:: Exercise ::
Pick out each line containing the string "name".
───── Source data
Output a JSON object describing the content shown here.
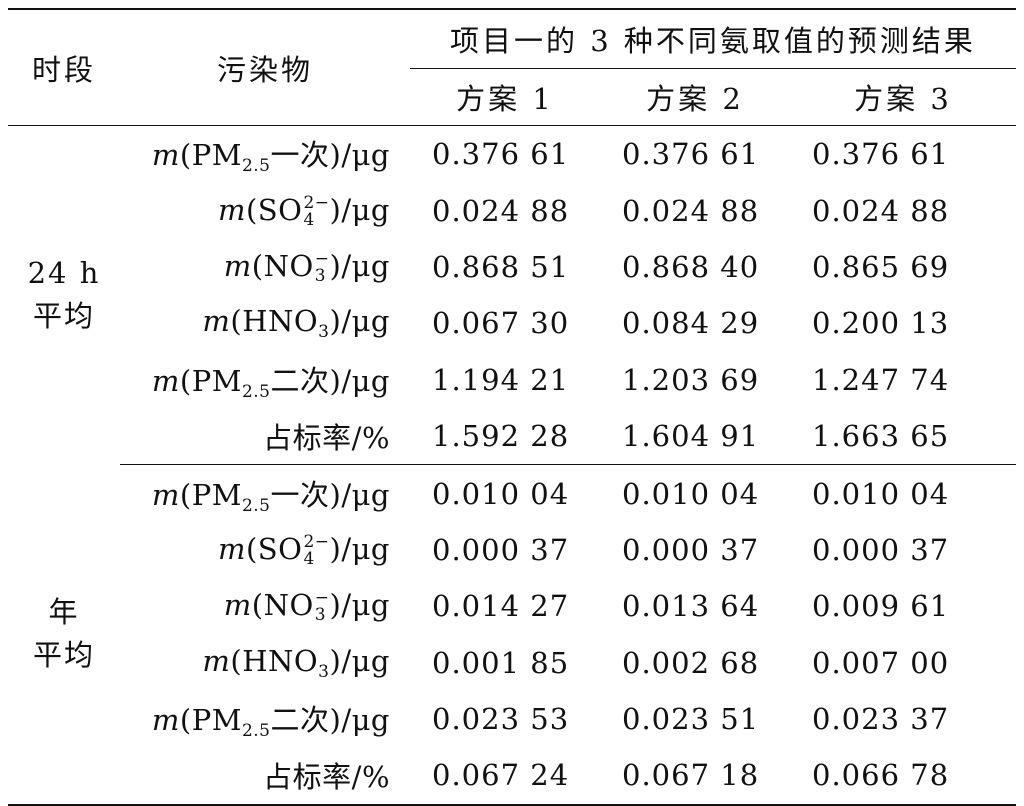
{
  "table": {
    "header": {
      "period": "时段",
      "pollutant": "污染物",
      "group_title": "项目一的 3 种不同氨取值的预测结果",
      "plans": [
        "方案 1",
        "方案 2",
        "方案 3"
      ]
    },
    "groups": [
      {
        "period_lines": [
          "24 h",
          "平均"
        ],
        "rows": [
          {
            "prefix": "m",
            "open": "(PM",
            "sub": "2.5",
            "rest": "一次)/μg",
            "values": [
              "0.376 61",
              "0.376 61",
              "0.376 61"
            ]
          },
          {
            "prefix": "m",
            "open": "(SO",
            "sup": "2−",
            "sub": "4",
            "rest": ")/μg",
            "values": [
              "0.024 88",
              "0.024 88",
              "0.024 88"
            ]
          },
          {
            "prefix": "m",
            "open": "(NO",
            "sup": "−",
            "sub": "3",
            "rest": ")/μg",
            "values": [
              "0.868 51",
              "0.868 40",
              "0.865 69"
            ]
          },
          {
            "prefix": "m",
            "open": "(HNO",
            "sub": "3",
            "rest": ")/μg",
            "values": [
              "0.067 30",
              "0.084 29",
              "0.200 13"
            ]
          },
          {
            "prefix": "m",
            "open": "(PM",
            "sub": "2.5",
            "rest": "二次)/μg",
            "values": [
              "1.194 21",
              "1.203 69",
              "1.247 74"
            ]
          },
          {
            "prefix": "",
            "open": "占标率/%",
            "rest": "",
            "values": [
              "1.592 28",
              "1.604 91",
              "1.663 65"
            ]
          }
        ]
      },
      {
        "period_lines": [
          "年",
          "平均"
        ],
        "rows": [
          {
            "prefix": "m",
            "open": "(PM",
            "sub": "2.5",
            "rest": "一次)/μg",
            "values": [
              "0.010 04",
              "0.010 04",
              "0.010 04"
            ]
          },
          {
            "prefix": "m",
            "open": "(SO",
            "sup": "2−",
            "sub": "4",
            "rest": ")/μg",
            "values": [
              "0.000 37",
              "0.000 37",
              "0.000 37"
            ]
          },
          {
            "prefix": "m",
            "open": "(NO",
            "sup": "−",
            "sub": "3",
            "rest": ")/μg",
            "values": [
              "0.014 27",
              "0.013 64",
              "0.009 61"
            ]
          },
          {
            "prefix": "m",
            "open": "(HNO",
            "sub": "3",
            "rest": ")/μg",
            "values": [
              "0.001 85",
              "0.002 68",
              "0.007 00"
            ]
          },
          {
            "prefix": "m",
            "open": "(PM",
            "sub": "2.5",
            "rest": "二次)/μg",
            "values": [
              "0.023 53",
              "0.023 51",
              "0.023 37"
            ]
          },
          {
            "prefix": "",
            "open": "占标率/%",
            "rest": "",
            "values": [
              "0.067 24",
              "0.067 18",
              "0.066 78"
            ]
          }
        ]
      }
    ]
  }
}
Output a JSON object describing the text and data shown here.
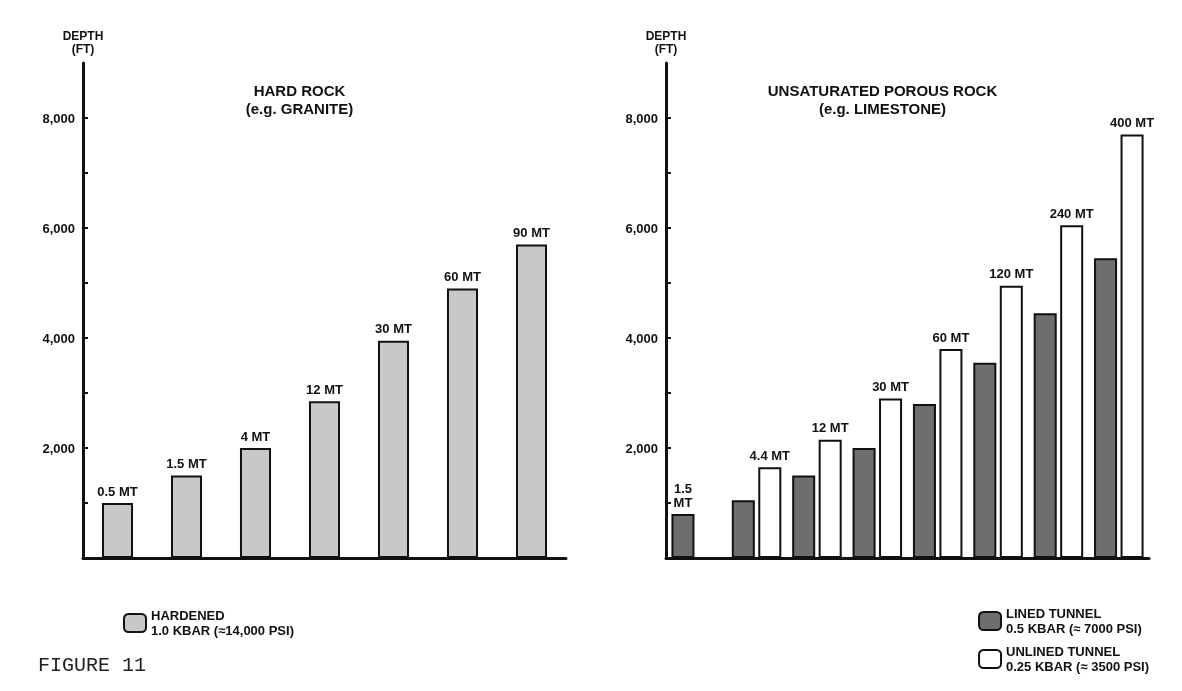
{
  "chart_data": [
    {
      "type": "bar",
      "title": "HARD ROCK\n(e.g. GRANITE)",
      "ylabel": "DEPTH\n(FT)",
      "categories": [
        "0.5 MT",
        "1.5 MT",
        "4 MT",
        "12 MT",
        "30 MT",
        "60 MT",
        "90 MT"
      ],
      "series": [
        {
          "name": "HARDENED\n1.0 KBAR (≈14,000 PSI)",
          "color": "#c8c8c8",
          "values": [
            1000,
            1500,
            2000,
            2850,
            3950,
            4900,
            5700
          ]
        }
      ],
      "ylim": [
        0,
        9000
      ],
      "yticks": [
        {
          "value": 0,
          "label": null
        },
        {
          "value": 1000,
          "label": null
        },
        {
          "value": 2000,
          "label": "2,000"
        },
        {
          "value": 3000,
          "label": null
        },
        {
          "value": 4000,
          "label": "4,000"
        },
        {
          "value": 5000,
          "label": null
        },
        {
          "value": 6000,
          "label": "6,000"
        },
        {
          "value": 7000,
          "label": null
        },
        {
          "value": 8000,
          "label": "8,000"
        }
      ],
      "grid": false,
      "legend": "bottom left",
      "annotations": [
        "FIGURE 11"
      ]
    },
    {
      "type": "bar",
      "title": "UNSATURATED POROUS ROCK\n(e.g. LIMESTONE)",
      "ylabel": "DEPTH\n(FT)",
      "categories": [
        "1.5\nMT",
        "4.4 MT",
        "12 MT",
        "30 MT",
        "60 MT",
        "120 MT",
        "240 MT",
        "400 MT"
      ],
      "series": [
        {
          "name": "LINED TUNNEL\n0.5 KBAR (≈ 7000 PSI)",
          "color": "#6e6e6e",
          "values": [
            800,
            1050,
            1500,
            2000,
            2800,
            3550,
            4450,
            5450
          ]
        },
        {
          "name": "UNLINED TUNNEL\n0.25 KBAR (≈ 3500 PSI)",
          "color": "#ffffff",
          "values": [
            null,
            1650,
            2150,
            2900,
            3800,
            4950,
            6050,
            7700
          ]
        }
      ],
      "ylim": [
        0,
        9000
      ],
      "yticks": [
        {
          "value": 0,
          "label": null
        },
        {
          "value": 1000,
          "label": null
        },
        {
          "value": 2000,
          "label": "2,000"
        },
        {
          "value": 3000,
          "label": null
        },
        {
          "value": 4000,
          "label": "4,000"
        },
        {
          "value": 5000,
          "label": null
        },
        {
          "value": 6000,
          "label": "6,000"
        },
        {
          "value": 7000,
          "label": null
        },
        {
          "value": 8000,
          "label": "8,000"
        }
      ],
      "grid": false,
      "legend": "bottom right"
    }
  ]
}
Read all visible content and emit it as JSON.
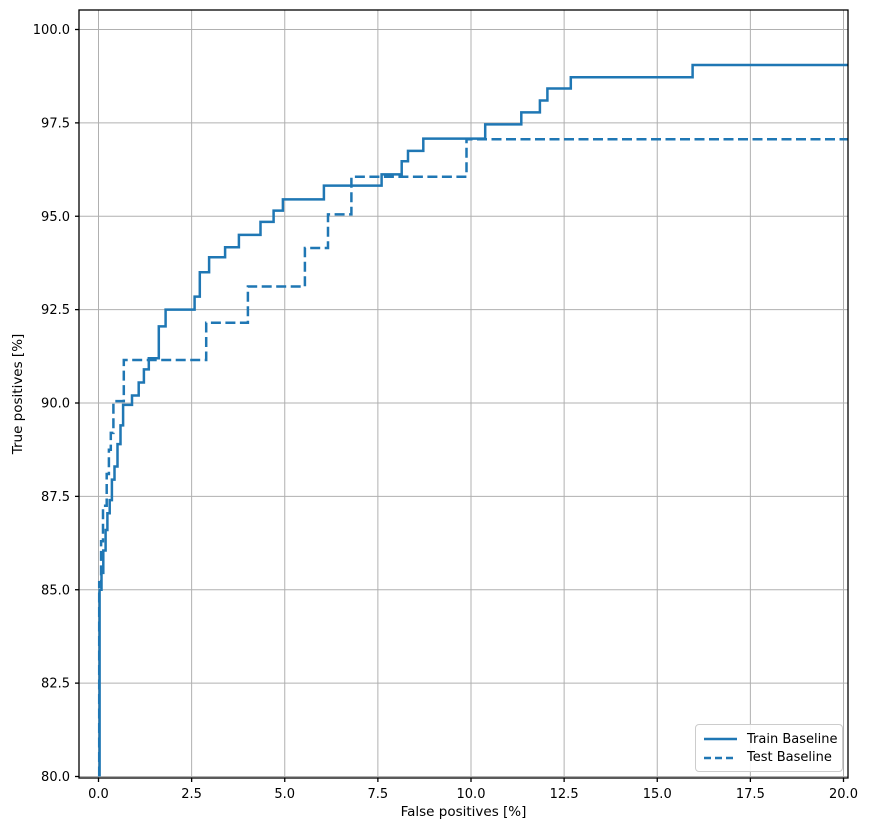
{
  "chart_data": {
    "type": "line",
    "title": "",
    "xlabel": "False positives [%]",
    "ylabel": "True positives [%]",
    "xlim": [
      -0.55,
      20.12
    ],
    "ylim": [
      80.0,
      100.5
    ],
    "xticks": [
      0,
      2.5,
      5,
      7.5,
      10,
      12.5,
      15,
      17.5,
      20
    ],
    "xtick_labels": [
      "0.0",
      "2.5",
      "5.0",
      "7.5",
      "10.0",
      "12.5",
      "15.0",
      "17.5",
      "20.0"
    ],
    "yticks": [
      80,
      82.5,
      85,
      87.5,
      90,
      92.5,
      95,
      97.5,
      100
    ],
    "ytick_labels": [
      "80.0",
      "82.5",
      "85.0",
      "87.5",
      "90.0",
      "92.5",
      "95.0",
      "97.5",
      "100.0"
    ],
    "grid": true,
    "legend_position": "lower right",
    "colors": {
      "line": "#1f77b4",
      "grid": "#b0b0b0",
      "spine": "#000000",
      "background": "#ffffff",
      "legend_border": "#cccccc"
    },
    "series": [
      {
        "name": "Train Baseline",
        "style": "solid",
        "drawstyle": "steps-post",
        "points": [
          [
            0.03,
            80.0
          ],
          [
            0.03,
            85.0
          ],
          [
            0.08,
            85.45
          ],
          [
            0.13,
            86.05
          ],
          [
            0.19,
            86.6
          ],
          [
            0.24,
            87.05
          ],
          [
            0.3,
            87.4
          ],
          [
            0.36,
            87.95
          ],
          [
            0.43,
            88.3
          ],
          [
            0.51,
            88.9
          ],
          [
            0.59,
            89.4
          ],
          [
            0.66,
            89.95
          ],
          [
            0.9,
            90.2
          ],
          [
            1.08,
            90.55
          ],
          [
            1.22,
            90.9
          ],
          [
            1.35,
            91.2
          ],
          [
            1.62,
            92.05
          ],
          [
            1.8,
            92.5
          ],
          [
            2.58,
            92.85
          ],
          [
            2.72,
            93.5
          ],
          [
            2.97,
            93.9
          ],
          [
            3.4,
            94.17
          ],
          [
            3.77,
            94.5
          ],
          [
            4.35,
            94.85
          ],
          [
            4.7,
            95.15
          ],
          [
            4.95,
            95.45
          ],
          [
            6.05,
            95.82
          ],
          [
            7.6,
            96.12
          ],
          [
            8.14,
            96.47
          ],
          [
            8.31,
            96.75
          ],
          [
            8.72,
            97.08
          ],
          [
            10.38,
            97.46
          ],
          [
            11.35,
            97.78
          ],
          [
            11.85,
            98.1
          ],
          [
            12.05,
            98.42
          ],
          [
            12.68,
            98.72
          ],
          [
            15.95,
            99.05
          ],
          [
            20.12,
            99.05
          ]
        ]
      },
      {
        "name": "Test Baseline",
        "style": "dashed",
        "drawstyle": "steps-post",
        "points": [
          [
            0.02,
            80.0
          ],
          [
            0.02,
            85.2
          ],
          [
            0.07,
            86.3
          ],
          [
            0.12,
            87.25
          ],
          [
            0.22,
            88.1
          ],
          [
            0.28,
            88.75
          ],
          [
            0.33,
            89.2
          ],
          [
            0.4,
            90.05
          ],
          [
            0.68,
            91.15
          ],
          [
            2.89,
            92.15
          ],
          [
            4.01,
            93.12
          ],
          [
            5.54,
            94.15
          ],
          [
            6.16,
            95.05
          ],
          [
            6.79,
            96.06
          ],
          [
            9.88,
            97.06
          ],
          [
            20.12,
            97.06
          ]
        ]
      }
    ]
  }
}
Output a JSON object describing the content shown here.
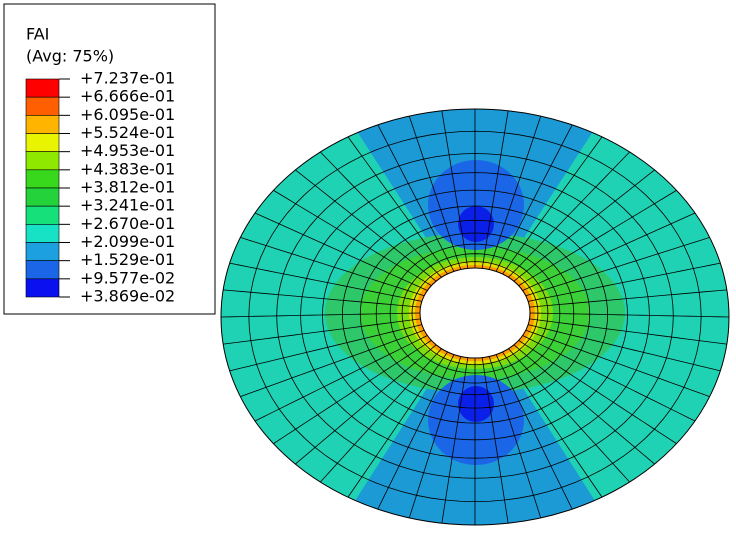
{
  "legend": {
    "title": "FAI",
    "subtitle": "(Avg: 75%)",
    "labels": [
      "+7.237e-01",
      "+6.666e-01",
      "+6.095e-01",
      "+5.524e-01",
      "+4.953e-01",
      "+4.383e-01",
      "+3.812e-01",
      "+3.241e-01",
      "+2.670e-01",
      "+2.099e-01",
      "+1.529e-01",
      "+9.577e-02",
      "+3.869e-02"
    ],
    "colors": [
      "#ff0000",
      "#ff5f00",
      "#ffb400",
      "#e9f500",
      "#8fe800",
      "#38d81c",
      "#24d23c",
      "#16e07a",
      "#18e2c6",
      "#1ca0e0",
      "#1a66e6",
      "#0a10f0"
    ]
  }
}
──────────
:: Task answer ::
          "name": "HARDENED\n1.0 KBAR (≈14,000 PSI)",
          "name": "LINED TUNNEL\n0.5 KBAR (≈ 7000 PSI)",
          "name": "UNLINED TUNNEL\n0.25 KBAR (≈ 3500 PSI)",
        "name": "Train Baseline",
        "name": "Test Baseline",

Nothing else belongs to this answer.